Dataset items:

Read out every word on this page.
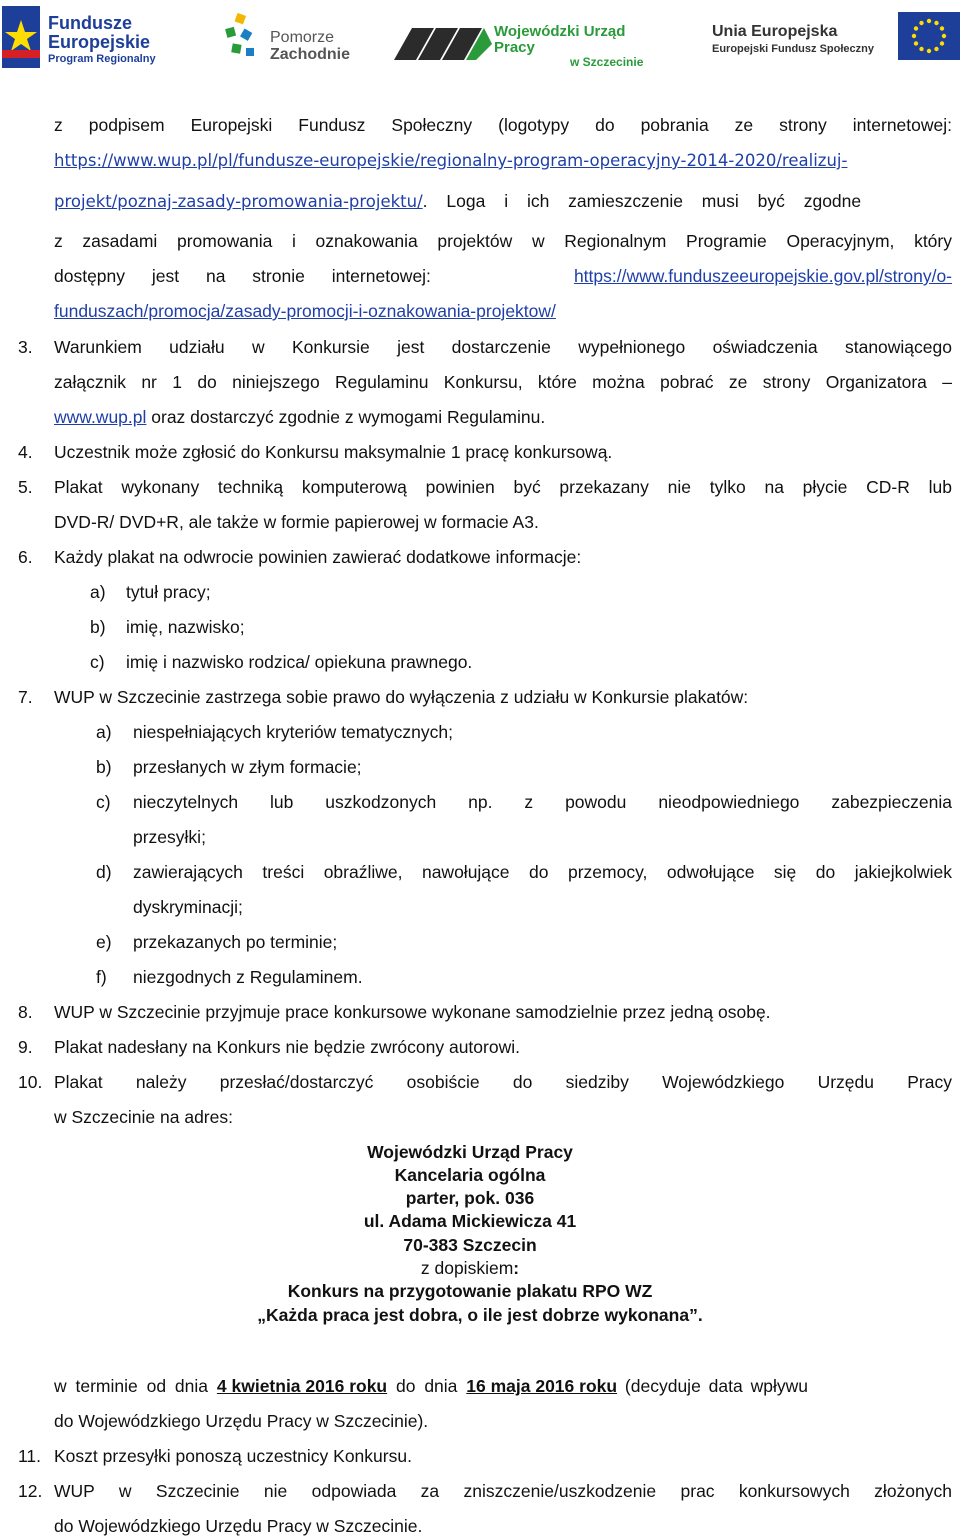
Fundusze
Europejskie
Program Regionalny
Pomorze
Zachodnie
Wojewódzki Urząd Pracy
w Szczecinie
Unia Europejska
Europejski Fundusz Społeczny
z podpisem Europejski Fundusz Społeczny (logotypy do pobrania ze strony internetowej:
https://www.wup.pl/pl/fundusze-europejskie/regionalny-program-operacyjny-2014-2020/realizuj-
projekt/poznaj-zasady-promowania-projektu/. Loga i ich zamieszczenie musi być zgodne
z zasadami promowania i oznakowania projektów w Regionalnym Programie Operacyjnym, który
dostępny jest na stronie internetowej:	https://www.funduszeeuropejskie.gov.pl/strony/o-
funduszach/promocja/zasady-promocji-i-oznakowania-projektow/
3.	Warunkiem udziału w Konkursie jest dostarczenie wypełnionego oświadczenia stanowiącego
załącznik nr 1 do niniejszego Regulaminu Konkursu, które można pobrać ze strony Organizatora –
www.wup.pl oraz dostarczyć zgodnie z wymogami Regulaminu.
4.	Uczestnik może zgłosić do Konkursu maksymalnie 1 pracę konkursową.
5.	Plakat wykonany techniką komputerową powinien być przekazany nie tylko na płycie CD-R lub
DVD-R/ DVD+R, ale także w formie papierowej w formacie A3.
6.	Każdy plakat na odwrocie powinien zawierać dodatkowe informacje:
a) tytuł pracy;
b) imię, nazwisko;
c) imię i nazwisko rodzica/ opiekuna prawnego.
7.	WUP w Szczecinie zastrzega sobie prawo do wyłączenia z udziału w Konkursie plakatów:
a) niespełniających kryteriów tematycznych;
b) przesłanych w złym formacie;
c) nieczytelnych lub uszkodzonych np. z powodu nieodpowiedniego zabezpieczenia
przesyłki;
d) zawierających treści obraźliwe, nawołujące do przemocy, odwołujące się do jakiejkolwiek
dyskryminacji;
e) przekazanych po terminie;
f) niezgodnych z Regulaminem.
8.	WUP w Szczecinie przyjmuje prace konkursowe wykonane samodzielnie przez jedną osobę.
9.	Plakat nadesłany na Konkurs nie będzie zwrócony autorowi.
10. Plakat należy przesłać/dostarczyć osobiście do siedziby Wojewódzkiego Urzędu Pracy
w Szczecinie na adres:
Wojewódzki Urząd Pracy
Kancelaria ogólna
parter, pok. 036
ul. Adama Mickiewicza 41
70-383 Szczecin
z dopiskiem:
Konkurs na przygotowanie plakatu RPO WZ
„Każda praca jest dobra, o ile jest dobrze wykonana”.
w terminie od dnia 4 kwietnia 2016 roku do dnia 16 maja 2016 roku (decyduje data wpływu
do Wojewódzkiego Urzędu Pracy w Szczecinie).
11. Koszt przesyłki ponoszą uczestnicy Konkursu.
12. WUP w Szczecinie nie odpowiada za zniszczenie/uszkodzenie prac konkursowych złożonych
do Wojewódzkiego Urzędu Pracy w Szczecinie.
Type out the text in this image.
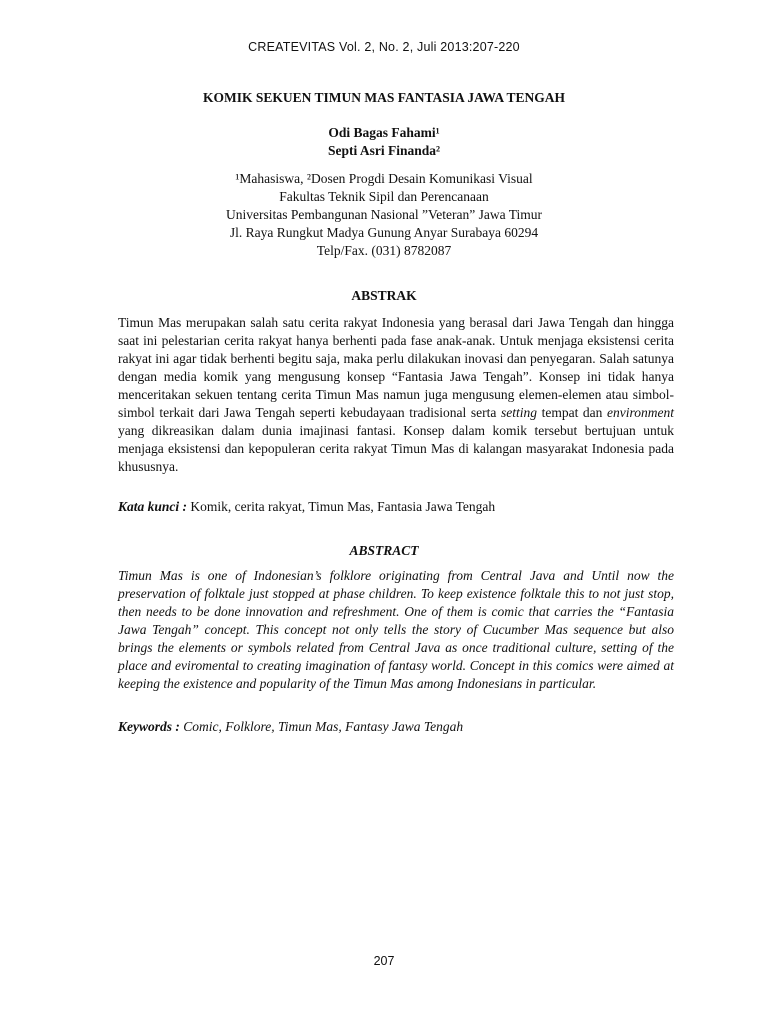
CREATEVITAS Vol. 2, No. 2, Juli 2013:207-220
KOMIK SEKUEN TIMUN MAS FANTASIA JAWA TENGAH
Odi Bagas Fahami¹
Septi Asri Finanda²
¹Mahasiswa, ²Dosen Progdi Desain Komunikasi Visual
Fakultas Teknik Sipil dan Perencanaan
Universitas Pembangunan Nasional ”Veteran” Jawa Timur
Jl. Raya Rungkut Madya Gunung Anyar Surabaya 60294
Telp/Fax. (031) 8782087
ABSTRAK
Timun Mas merupakan salah satu cerita rakyat Indonesia yang berasal dari Jawa Tengah dan hingga saat ini pelestarian cerita rakyat hanya berhenti pada fase anak-anak. Untuk menjaga eksistensi cerita rakyat ini agar tidak berhenti begitu saja, maka perlu dilakukan inovasi dan penyegaran. Salah satunya dengan media komik yang mengusung konsep “Fantasia Jawa Tengah”. Konsep ini tidak hanya menceritakan sekuen tentang cerita Timun Mas namun juga mengusung elemen-elemen atau simbol-simbol terkait dari Jawa Tengah seperti kebudayaan tradisional serta setting tempat dan environment yang dikreasikan dalam dunia imajinasi fantasi. Konsep dalam komik tersebut bertujuan untuk menjaga eksistensi dan kepopuleran cerita rakyat Timun Mas di kalangan masyarakat Indonesia pada khususnya.
Kata kunci : Komik, cerita rakyat, Timun Mas, Fantasia Jawa Tengah
ABSTRACT
Timun Mas is one of Indonesian’s folklore originating from Central Java and Until now the preservation of folktale just stopped at phase children. To keep existence folktale this to not just stop, then needs to be done innovation and refreshment. One of them is comic that carries the “Fantasia Jawa Tengah” concept. This concept not only tells the story of Cucumber Mas sequence but also brings the elements or symbols related from Central Java as once traditional culture, setting of the place and eviromental to creating imagination of fantasy world. Concept in this comics were aimed at keeping the existence and popularity of the Timun Mas among Indonesians in particular.
Keywords : Comic, Folklore, Timun Mas, Fantasy Jawa Tengah
207
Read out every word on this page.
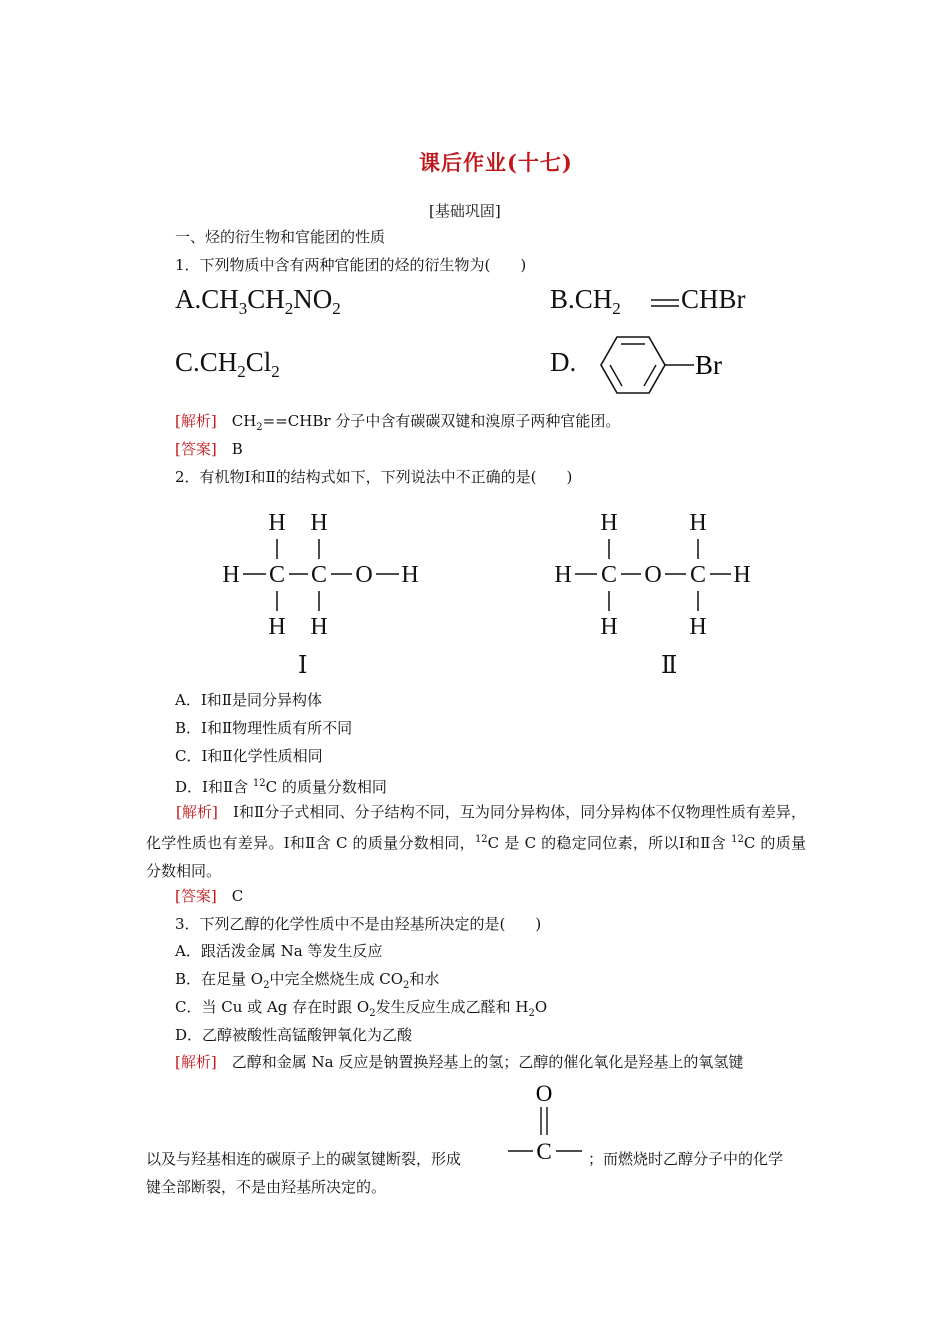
课后作业(十七)
[基础巩固]
一、烃的衍生物和官能团的性质
1．下列物质中含有两种官能团的烃的衍生物为(　　)
$A.CH_3CH_2NO_2$	$B.CH_2$ CHBr
$C.CH_2Cl_2$	D.	Br
[解析]　 $CH_2==CHBr$ 分子中含有碳碳双键和溴原子两种官能团。
[答案]　 B
2．有机物Ⅰ和Ⅱ的结构式如下，下列说法中不正确的是(　　)
H H
H C C O H
H H
Ⅰ
H	H
H C O C H
H	H
Ⅱ
A．Ⅰ和Ⅱ是同分异构体
B．Ⅰ和Ⅱ物理性质有所不同
C．Ⅰ和Ⅱ化学性质相同
D．Ⅰ和Ⅱ含 $^{12}$C 的质量分数相同
[解析]　 Ⅰ和Ⅱ分子式相同、分子结构不同，互为同分异构体，同分异构体不仅物理性质有差异，化学性质也有差异。Ⅰ和Ⅱ含 C 的质量分数相同，$^{12}$C 是 C 的稳定同位素，所以Ⅰ和Ⅱ含 $^{12}$C 的质量分数相同。
[答案]　 C
3．下列乙醇的化学性质中不是由羟基所决定的是(　　)
A．跟活泼金属 Na 等发生反应
B．在足量 $O_2$中完全燃烧生成 $CO_2$和水
C．当 Cu 或 Ag 存在时跟 $O_2$发生反应生成乙醛和 $H_2O$
D．乙醇被酸性高锰酸钾氧化为乙酸
[解析]　 乙醇和金属 Na 反应是钠置换羟基上的氢；乙醇的催化氧化是羟基上的氧氢键
O
C
以及与羟基相连的碳原子上的碳氢键断裂，形成	；而燃烧时乙醇分子中的化学
键全部断裂，不是由羟基所决定的。
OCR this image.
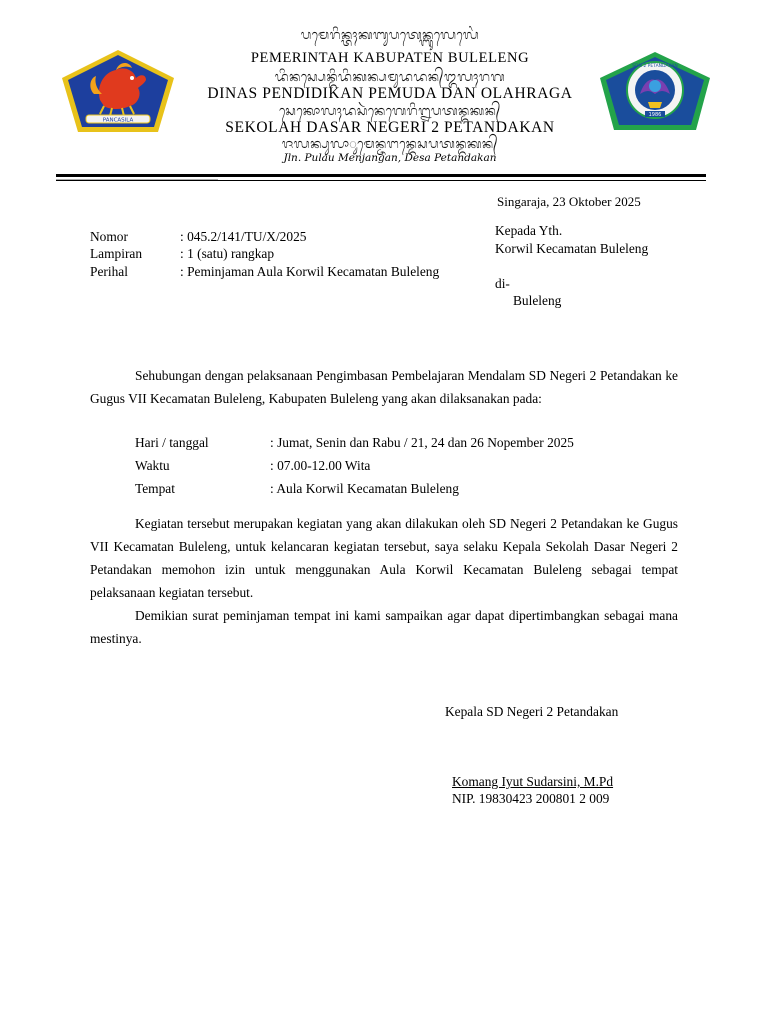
PANCASILA
SDN 2 PETANDAKAN
1986
ᬧᬫᬾᬭᬶᬦ᭄ᬢᬄᬓᬩᬸᬧᬢᬾᬦ᭄ᬩᬸᬮᬾᬮᬾᬂ
PEMERINTAH KABUPATEN BULELENG
ᬤᬶᬦᬲ᭄ᬧᬾᬦ᭄ᬤᬶᬤᬶᬓᬦ᭄ᬧᬫᬸᬤᬤᬦ᭄ᬑᬮᬄᬭᬕ
DINAS PENDIDIKAN PEMUDA DAN OLAHRAGA
ᬲᬾᬓᭀᬮᬄᬤᬲᬃᬦᬾᬕᬾᬭᬶ᭒ᬧᬢᬦ᭄ᬤᬓᬦ᭄
SEKOLAH DASAR NEGERI 2 PETANDAKAN
ᬚᬮᬦ᭄ᬧᬸᬮᬵᬸᬫᬾᬦ᭄ᬚᬗᬦ᭄ᬤᬾᬲᬧᬢᬦ᭄ᬤᬓᬦ᭄
Jln. Pulau Menjangan, Desa Petandakan
Singaraja, 23 Oktober 2025
Nomor	: 045.2/141/TU/X/2025
Lampiran	: 1 (satu) rangkap
Perihal	: Peminjaman Aula Korwil Kecamatan Buleleng
Kepada Yth.
Korwil Kecamatan Buleleng
di-
Buleleng
Sehubungan dengan pelaksanaan Pengimbasan Pembelajaran Mendalam SD Negeri 2 Petandakan ke Gugus VII Kecamatan Buleleng, Kabupaten Buleleng yang akan dilaksanakan pada:
Hari / tanggal	: Jumat, Senin dan Rabu / 21, 24 dan 26 Nopember 2025
Waktu	: 07.00-12.00 Wita
Tempat	: Aula Korwil Kecamatan Buleleng
Kegiatan tersebut merupakan kegiatan yang akan dilakukan oleh SD Negeri 2 Petandakan ke Gugus VII Kecamatan Buleleng, untuk kelancaran kegiatan tersebut, saya selaku Kepala Sekolah Dasar Negeri 2 Petandakan memohon izin untuk menggunakan Aula Korwil Kecamatan Buleleng sebagai tempat pelaksanaan kegiatan tersebut.
Demikian surat peminjaman tempat ini kami sampaikan agar dapat dipertimbangkan sebagai mana mestinya.
Kepala SD Negeri 2 Petandakan
Komang Iyut Sudarsini, M.Pd
NIP. 19830423 200801 2 009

Do this: Lines containing the string "jest" should be counted; reply with their number and nothing more.

Result: 3